=== Exercise directions ===
The entries below should be transcribed in their entirety, exactly as written.

=== Materials provided ===
-.-.-

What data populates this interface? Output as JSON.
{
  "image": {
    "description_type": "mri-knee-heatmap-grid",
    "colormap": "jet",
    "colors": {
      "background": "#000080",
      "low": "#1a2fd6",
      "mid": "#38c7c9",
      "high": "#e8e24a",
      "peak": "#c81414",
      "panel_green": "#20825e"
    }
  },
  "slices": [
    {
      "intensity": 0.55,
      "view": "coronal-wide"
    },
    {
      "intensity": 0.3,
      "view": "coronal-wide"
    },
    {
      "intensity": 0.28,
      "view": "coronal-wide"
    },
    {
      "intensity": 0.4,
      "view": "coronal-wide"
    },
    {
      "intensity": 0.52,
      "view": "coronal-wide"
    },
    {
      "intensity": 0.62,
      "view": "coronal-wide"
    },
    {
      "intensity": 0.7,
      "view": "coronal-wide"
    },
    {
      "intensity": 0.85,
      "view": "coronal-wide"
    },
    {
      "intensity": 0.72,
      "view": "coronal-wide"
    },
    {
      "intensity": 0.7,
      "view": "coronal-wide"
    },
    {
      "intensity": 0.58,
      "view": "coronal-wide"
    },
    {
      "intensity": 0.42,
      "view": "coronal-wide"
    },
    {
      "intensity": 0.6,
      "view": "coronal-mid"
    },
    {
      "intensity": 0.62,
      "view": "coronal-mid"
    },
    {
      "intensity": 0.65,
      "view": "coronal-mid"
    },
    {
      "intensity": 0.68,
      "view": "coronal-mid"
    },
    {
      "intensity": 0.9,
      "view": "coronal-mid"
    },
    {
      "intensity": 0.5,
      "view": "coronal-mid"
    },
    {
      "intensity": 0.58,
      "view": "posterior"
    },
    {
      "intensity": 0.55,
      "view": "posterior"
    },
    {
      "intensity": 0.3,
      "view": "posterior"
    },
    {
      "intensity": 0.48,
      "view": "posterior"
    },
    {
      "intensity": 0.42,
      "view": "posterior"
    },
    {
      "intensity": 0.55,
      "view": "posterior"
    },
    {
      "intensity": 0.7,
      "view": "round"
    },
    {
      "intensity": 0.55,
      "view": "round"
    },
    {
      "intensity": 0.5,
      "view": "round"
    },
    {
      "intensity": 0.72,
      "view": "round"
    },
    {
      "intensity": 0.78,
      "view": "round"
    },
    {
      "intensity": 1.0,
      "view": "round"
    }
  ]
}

-.-.-

=== Result of this exercise ===
What data populates this interface? Output as JSON.
{
  "image": {
    "description_type": "mri-knee-heatmap-grid",
    "colormap": "jet",
    "colors": {
      "background": "#000080",
      "low": "#1a2fd6",
      "mid": "#38c7c9",
      "high": "#e8e24a",
      "peak": "#c81414",
      "panel_green": "#20825e"
    }
  },
  "slices": [
    {
      "intensity": 0.55,
      "view": "coronal-wide"
    },
    {
      "intensity": 0.3,
      "view": "coronal-wide"
    },
    {
      "intensity": 0.28,
      "view": "coronal-wide"
    },
    {
      "intensity": 0.4,
      "view": "coronal-wide"
    },
    {
      "intensity": 0.52,
      "view": "coronal-wide"
    },
    {
      "intensity": 0.62,
      "view": "coronal-wide"
    },
    {
      "intensity": 0.7,
      "view": "coronal-wide"
    },
    {
      "intensity": 0.85,
      "view": "coronal-wide"
    },
    {
      "intensity": 0.72,
      "view": "coronal-wide"
    },
    {
      "intensity": 0.7,
      "view": "coronal-wide"
    },
    {
      "intensity": 0.58,
      "view": "coronal-wide"
    },
    {
      "intensity": 0.42,
      "view": "coronal-wide"
    },
    {
      "intensity": 0.6,
      "view": "coronal-mid"
    },
    {
      "intensity": 0.62,
      "view": "coronal-mid"
    },
    {
      "intensity": 0.65,
      "view": "coronal-mid"
    },
    {
      "intensity": 0.68,
      "view": "coronal-mid"
    },
    {
      "intensity": 0.9,
      "view": "coronal-mid"
    },
    {
      "intensity": 0.5,
      "view": "coronal-mid"
    },
    {
      "intensity": 0.58,
      "view": "posterior"
    },
    {
      "intensity": 0.55,
      "view": "posterior"
    },
    {
      "intensity": 0.3,
      "view": "posterior"
    },
    {
      "intensity": 0.48,
      "view": "posterior"
    },
    {
      "intensity": 0.42,
      "view": "posterior"
    },
    {
      "intensity": 0.55,
      "view": "posterior"
    },
    {
      "intensity": 0.7,
      "view": "round"
    },
    {
      "intensity": 0.55,
      "view": "round"
    },
    {
      "intensity": 0.5,
      "view": "round"
    },
    {
      "intensity": 0.72,
      "view": "round"
    },
    {
      "intensity": 0.78,
      "view": "round"
    },
    {
      "intensity": 1.0,
      "view": "round"
    }
  ]
}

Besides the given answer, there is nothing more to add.